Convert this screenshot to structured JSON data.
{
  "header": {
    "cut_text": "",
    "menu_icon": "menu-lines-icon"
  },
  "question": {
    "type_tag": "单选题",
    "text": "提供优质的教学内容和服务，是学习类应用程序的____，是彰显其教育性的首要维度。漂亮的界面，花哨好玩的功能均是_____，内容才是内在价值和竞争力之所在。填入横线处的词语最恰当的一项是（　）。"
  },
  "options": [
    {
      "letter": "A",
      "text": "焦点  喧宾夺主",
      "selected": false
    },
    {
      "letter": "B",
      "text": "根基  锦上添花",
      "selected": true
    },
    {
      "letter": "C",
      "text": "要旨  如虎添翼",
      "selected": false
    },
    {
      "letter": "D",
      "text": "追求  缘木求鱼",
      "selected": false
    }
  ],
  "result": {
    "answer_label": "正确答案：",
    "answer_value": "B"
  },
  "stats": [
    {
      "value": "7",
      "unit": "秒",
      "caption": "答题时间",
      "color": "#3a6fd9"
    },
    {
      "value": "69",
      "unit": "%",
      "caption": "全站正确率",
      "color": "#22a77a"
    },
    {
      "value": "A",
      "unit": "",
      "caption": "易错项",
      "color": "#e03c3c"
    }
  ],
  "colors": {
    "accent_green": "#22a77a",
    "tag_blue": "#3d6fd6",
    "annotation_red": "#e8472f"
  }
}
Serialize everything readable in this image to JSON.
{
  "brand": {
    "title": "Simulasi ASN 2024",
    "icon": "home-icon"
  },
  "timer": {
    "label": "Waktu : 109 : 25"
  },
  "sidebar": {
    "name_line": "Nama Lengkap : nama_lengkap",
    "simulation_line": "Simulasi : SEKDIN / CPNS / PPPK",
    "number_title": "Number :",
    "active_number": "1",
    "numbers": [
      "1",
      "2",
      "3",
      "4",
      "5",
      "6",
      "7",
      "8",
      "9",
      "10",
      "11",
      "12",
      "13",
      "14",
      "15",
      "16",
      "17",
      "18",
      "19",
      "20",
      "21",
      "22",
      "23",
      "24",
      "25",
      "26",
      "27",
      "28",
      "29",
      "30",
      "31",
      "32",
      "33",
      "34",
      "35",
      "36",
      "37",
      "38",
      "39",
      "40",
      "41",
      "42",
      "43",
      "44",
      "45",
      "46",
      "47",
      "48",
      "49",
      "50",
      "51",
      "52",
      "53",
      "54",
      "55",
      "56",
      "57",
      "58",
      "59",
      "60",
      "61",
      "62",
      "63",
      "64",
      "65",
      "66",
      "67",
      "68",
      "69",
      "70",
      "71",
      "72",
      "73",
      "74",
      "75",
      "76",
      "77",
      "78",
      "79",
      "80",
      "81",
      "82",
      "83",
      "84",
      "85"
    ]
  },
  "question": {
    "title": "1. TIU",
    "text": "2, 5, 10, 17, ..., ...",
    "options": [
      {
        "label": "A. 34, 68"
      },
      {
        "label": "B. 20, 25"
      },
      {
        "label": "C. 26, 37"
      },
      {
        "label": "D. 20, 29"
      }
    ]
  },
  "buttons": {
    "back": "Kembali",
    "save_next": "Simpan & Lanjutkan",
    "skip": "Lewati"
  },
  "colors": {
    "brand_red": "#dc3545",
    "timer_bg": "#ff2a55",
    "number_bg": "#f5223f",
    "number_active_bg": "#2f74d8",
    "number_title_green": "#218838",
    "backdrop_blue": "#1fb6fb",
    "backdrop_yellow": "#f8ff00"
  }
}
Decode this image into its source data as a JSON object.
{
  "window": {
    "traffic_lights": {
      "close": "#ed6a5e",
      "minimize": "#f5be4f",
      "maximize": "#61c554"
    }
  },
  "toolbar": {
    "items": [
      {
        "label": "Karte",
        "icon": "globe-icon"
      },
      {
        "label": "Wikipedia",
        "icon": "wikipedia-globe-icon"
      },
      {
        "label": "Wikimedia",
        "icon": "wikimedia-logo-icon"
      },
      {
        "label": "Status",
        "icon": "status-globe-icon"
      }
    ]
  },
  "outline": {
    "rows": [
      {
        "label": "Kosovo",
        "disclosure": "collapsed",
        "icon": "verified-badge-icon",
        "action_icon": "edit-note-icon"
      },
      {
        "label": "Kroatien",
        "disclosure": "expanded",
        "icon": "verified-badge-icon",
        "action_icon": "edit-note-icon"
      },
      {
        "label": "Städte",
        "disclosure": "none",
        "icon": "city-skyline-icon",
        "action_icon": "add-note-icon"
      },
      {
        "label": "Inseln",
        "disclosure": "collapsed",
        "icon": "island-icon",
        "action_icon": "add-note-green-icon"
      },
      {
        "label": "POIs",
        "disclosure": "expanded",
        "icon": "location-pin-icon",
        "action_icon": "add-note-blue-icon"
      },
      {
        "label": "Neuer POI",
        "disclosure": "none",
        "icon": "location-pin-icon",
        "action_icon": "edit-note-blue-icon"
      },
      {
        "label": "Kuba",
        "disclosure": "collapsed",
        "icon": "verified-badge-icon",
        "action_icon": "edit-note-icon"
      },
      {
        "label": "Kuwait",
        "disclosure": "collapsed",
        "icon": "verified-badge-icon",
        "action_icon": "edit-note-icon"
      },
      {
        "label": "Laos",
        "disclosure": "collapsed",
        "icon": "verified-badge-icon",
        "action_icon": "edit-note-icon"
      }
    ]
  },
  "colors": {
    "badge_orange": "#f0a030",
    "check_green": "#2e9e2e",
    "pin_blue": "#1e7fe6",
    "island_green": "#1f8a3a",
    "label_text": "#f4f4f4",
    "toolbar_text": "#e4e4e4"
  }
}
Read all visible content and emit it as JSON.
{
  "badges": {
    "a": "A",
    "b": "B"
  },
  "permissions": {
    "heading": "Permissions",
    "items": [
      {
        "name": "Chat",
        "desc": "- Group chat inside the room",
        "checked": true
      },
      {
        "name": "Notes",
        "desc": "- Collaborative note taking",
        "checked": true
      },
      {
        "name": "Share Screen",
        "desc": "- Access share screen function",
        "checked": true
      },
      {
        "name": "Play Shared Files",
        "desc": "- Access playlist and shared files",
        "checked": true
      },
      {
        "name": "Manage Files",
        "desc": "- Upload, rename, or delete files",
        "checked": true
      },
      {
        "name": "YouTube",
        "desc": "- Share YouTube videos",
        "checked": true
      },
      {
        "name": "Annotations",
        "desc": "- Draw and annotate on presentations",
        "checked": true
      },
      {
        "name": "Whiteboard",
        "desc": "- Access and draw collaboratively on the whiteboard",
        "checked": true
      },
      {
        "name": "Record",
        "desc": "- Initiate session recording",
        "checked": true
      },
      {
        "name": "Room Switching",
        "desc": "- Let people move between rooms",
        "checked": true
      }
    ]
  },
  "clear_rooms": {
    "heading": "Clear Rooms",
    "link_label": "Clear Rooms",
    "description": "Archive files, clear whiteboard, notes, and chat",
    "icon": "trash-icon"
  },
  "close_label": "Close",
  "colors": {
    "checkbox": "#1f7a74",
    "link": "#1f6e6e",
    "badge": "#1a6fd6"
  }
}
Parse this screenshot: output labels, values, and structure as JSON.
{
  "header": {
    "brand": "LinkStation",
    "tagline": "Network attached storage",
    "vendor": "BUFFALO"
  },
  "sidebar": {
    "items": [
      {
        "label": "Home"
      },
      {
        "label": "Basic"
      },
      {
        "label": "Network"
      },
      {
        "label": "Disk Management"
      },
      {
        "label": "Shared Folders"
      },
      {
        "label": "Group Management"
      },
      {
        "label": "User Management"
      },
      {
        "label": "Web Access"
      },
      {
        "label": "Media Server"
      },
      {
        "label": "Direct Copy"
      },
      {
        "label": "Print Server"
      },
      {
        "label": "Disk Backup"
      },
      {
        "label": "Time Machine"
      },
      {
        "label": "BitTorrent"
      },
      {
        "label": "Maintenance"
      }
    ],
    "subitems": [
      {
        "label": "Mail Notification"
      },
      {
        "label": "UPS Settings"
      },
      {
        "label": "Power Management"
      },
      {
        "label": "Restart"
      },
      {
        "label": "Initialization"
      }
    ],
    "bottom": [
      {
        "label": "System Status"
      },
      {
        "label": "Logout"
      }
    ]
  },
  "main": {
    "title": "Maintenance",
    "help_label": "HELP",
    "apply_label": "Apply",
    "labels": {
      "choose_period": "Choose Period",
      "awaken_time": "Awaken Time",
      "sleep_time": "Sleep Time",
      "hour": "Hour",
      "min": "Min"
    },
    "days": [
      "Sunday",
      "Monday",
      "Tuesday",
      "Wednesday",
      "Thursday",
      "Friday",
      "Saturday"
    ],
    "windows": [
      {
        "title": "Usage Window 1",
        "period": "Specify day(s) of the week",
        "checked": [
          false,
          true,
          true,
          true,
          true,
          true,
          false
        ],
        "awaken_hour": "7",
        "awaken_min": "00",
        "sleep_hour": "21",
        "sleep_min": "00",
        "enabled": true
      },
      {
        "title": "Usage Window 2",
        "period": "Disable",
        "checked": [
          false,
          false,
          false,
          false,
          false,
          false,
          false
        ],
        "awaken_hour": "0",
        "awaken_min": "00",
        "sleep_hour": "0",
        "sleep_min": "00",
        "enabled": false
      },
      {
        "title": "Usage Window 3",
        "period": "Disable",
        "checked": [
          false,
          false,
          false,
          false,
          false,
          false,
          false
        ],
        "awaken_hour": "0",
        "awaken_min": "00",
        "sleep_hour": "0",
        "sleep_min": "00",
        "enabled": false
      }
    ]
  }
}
=-=-=-=-=
Keep only those lines of the records that hold "data", and return them.

Convert this screenshot to structured JSON data.
Decode this image into its source data as a JSON object.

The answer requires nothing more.